Do not carry the pictures over; copy every other part of the entries exactly.

[Entries taken from a collection]

--*--

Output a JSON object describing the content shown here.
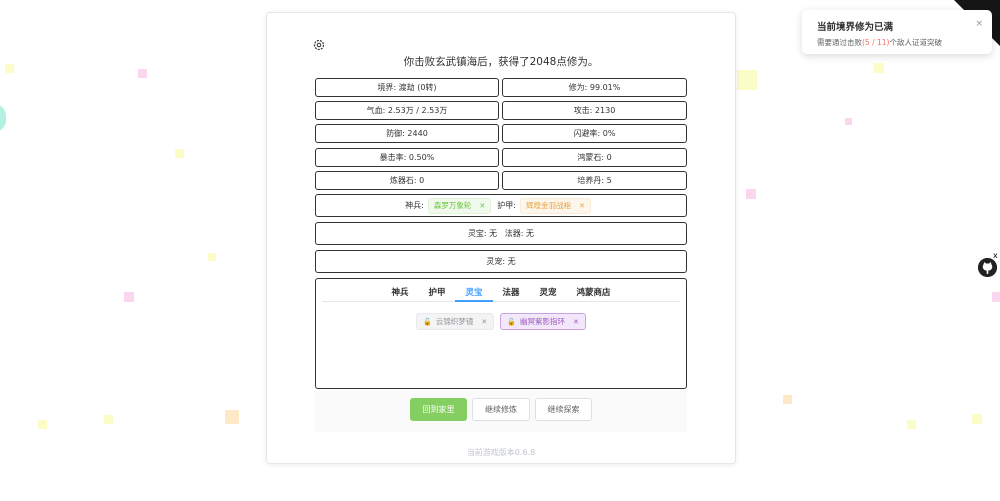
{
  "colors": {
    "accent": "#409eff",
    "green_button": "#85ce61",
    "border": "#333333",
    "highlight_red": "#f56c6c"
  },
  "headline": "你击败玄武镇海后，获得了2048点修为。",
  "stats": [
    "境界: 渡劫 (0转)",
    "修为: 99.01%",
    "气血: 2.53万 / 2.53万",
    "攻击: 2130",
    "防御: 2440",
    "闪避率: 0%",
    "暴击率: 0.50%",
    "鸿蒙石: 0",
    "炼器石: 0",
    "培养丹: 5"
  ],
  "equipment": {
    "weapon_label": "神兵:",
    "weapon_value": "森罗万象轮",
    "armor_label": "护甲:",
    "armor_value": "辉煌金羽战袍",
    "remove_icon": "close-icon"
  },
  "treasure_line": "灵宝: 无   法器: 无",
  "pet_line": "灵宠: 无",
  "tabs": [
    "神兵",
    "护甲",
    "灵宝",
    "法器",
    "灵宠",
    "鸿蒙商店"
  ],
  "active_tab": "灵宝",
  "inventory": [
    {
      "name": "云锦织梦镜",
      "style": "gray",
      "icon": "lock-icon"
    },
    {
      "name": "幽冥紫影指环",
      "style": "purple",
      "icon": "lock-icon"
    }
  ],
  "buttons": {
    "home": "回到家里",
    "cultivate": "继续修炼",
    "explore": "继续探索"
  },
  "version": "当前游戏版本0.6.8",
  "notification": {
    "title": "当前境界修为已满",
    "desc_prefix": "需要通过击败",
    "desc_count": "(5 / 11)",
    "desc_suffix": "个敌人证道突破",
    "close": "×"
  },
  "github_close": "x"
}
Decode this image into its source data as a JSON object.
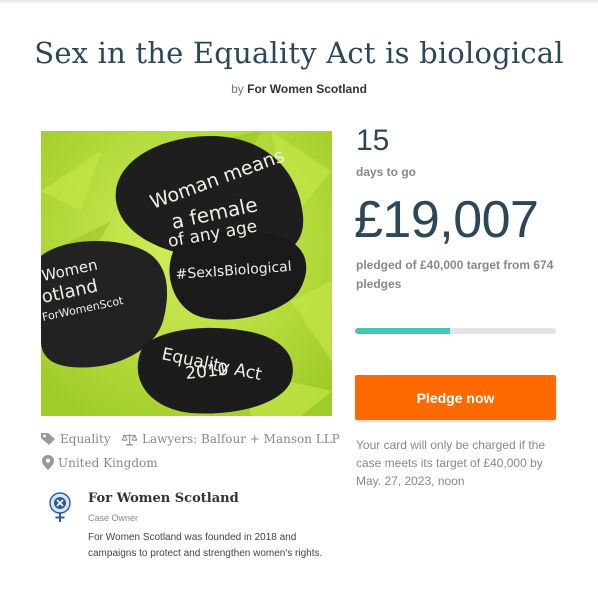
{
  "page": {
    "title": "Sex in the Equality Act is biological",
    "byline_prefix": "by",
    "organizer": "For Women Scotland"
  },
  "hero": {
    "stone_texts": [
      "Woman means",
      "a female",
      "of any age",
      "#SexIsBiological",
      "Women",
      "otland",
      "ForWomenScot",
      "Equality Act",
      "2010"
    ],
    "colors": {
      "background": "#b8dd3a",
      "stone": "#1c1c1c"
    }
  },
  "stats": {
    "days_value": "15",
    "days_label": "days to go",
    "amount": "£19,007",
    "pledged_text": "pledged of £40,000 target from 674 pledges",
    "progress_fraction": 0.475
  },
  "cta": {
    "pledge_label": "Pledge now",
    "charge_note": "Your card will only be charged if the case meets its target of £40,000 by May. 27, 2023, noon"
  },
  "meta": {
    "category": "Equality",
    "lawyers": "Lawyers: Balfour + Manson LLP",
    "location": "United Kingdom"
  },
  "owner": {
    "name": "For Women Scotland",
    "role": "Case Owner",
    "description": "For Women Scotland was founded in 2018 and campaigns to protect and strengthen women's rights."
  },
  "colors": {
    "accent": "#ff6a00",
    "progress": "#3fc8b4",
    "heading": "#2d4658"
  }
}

--*--

Exercise answer -
Output a JSON object describing the content shown here.
{
  "colors": {
    "accent": "#409eff",
    "green_button": "#85ce61",
    "border": "#333333",
    "highlight_red": "#f56c6c"
  },
  "headline": "你击败玄武镇海后，获得了2048点修为。",
  "stats": [
    "境界: 渡劫 (0转)",
    "修为: 99.01%",
    "气血: 2.53万 / 2.53万",
    "攻击: 2130",
    "防御: 2440",
    "闪避率: 0%",
    "暴击率: 0.50%",
    "鸿蒙石: 0",
    "炼器石: 0",
    "培养丹: 5"
  ],
  "equipment": {
    "weapon_label": "神兵:",
    "weapon_value": "森罗万象轮",
    "armor_label": "护甲:",
    "armor_value": "辉煌金羽战袍",
    "remove_icon": "close-icon"
  },
  "treasure_line": "灵宝: 无   法器: 无",
  "pet_line": "灵宠: 无",
  "tabs": [
    "神兵",
    "护甲",
    "灵宝",
    "法器",
    "灵宠",
    "鸿蒙商店"
  ],
  "active_tab": "灵宝",
  "inventory": [
    {
      "name": "云锦织梦镜",
      "style": "gray",
      "icon": "lock-icon"
    },
    {
      "name": "幽冥紫影指环",
      "style": "purple",
      "icon": "lock-icon"
    }
  ],
  "buttons": {
    "home": "回到家里",
    "cultivate": "继续修炼",
    "explore": "继续探索"
  },
  "version": "当前游戏版本0.6.8",
  "notification": {
    "title": "当前境界修为已满",
    "desc_prefix": "需要通过击败",
    "desc_count": "(5 / 11)",
    "desc_suffix": "个敌人证道突破",
    "close": "×"
  },
  "github_close": "x"
}
Decode this image into its source data as a JSON object.
{
  "page": {
    "title": "Sex in the Equality Act is biological",
    "byline_prefix": "by",
    "organizer": "For Women Scotland"
  },
  "hero": {
    "stone_texts": [
      "Woman means",
      "a female",
      "of any age",
      "#SexIsBiological",
      "Women",
      "otland",
      "ForWomenScot",
      "Equality Act",
      "2010"
    ],
    "colors": {
      "background": "#b8dd3a",
      "stone": "#1c1c1c"
    }
  },
  "stats": {
    "days_value": "15",
    "days_label": "days to go",
    "amount": "£19,007",
    "pledged_text": "pledged of £40,000 target from 674 pledges",
    "progress_fraction": 0.475
  },
  "cta": {
    "pledge_label": "Pledge now",
    "charge_note": "Your card will only be charged if the case meets its target of £40,000 by May. 27, 2023, noon"
  },
  "meta": {
    "category": "Equality",
    "lawyers": "Lawyers: Balfour + Manson LLP",
    "location": "United Kingdom"
  },
  "owner": {
    "name": "For Women Scotland",
    "role": "Case Owner",
    "description": "For Women Scotland was founded in 2018 and campaigns to protect and strengthen women's rights."
  },
  "colors": {
    "accent": "#ff6a00",
    "progress": "#3fc8b4",
    "heading": "#2d4658"
  }
}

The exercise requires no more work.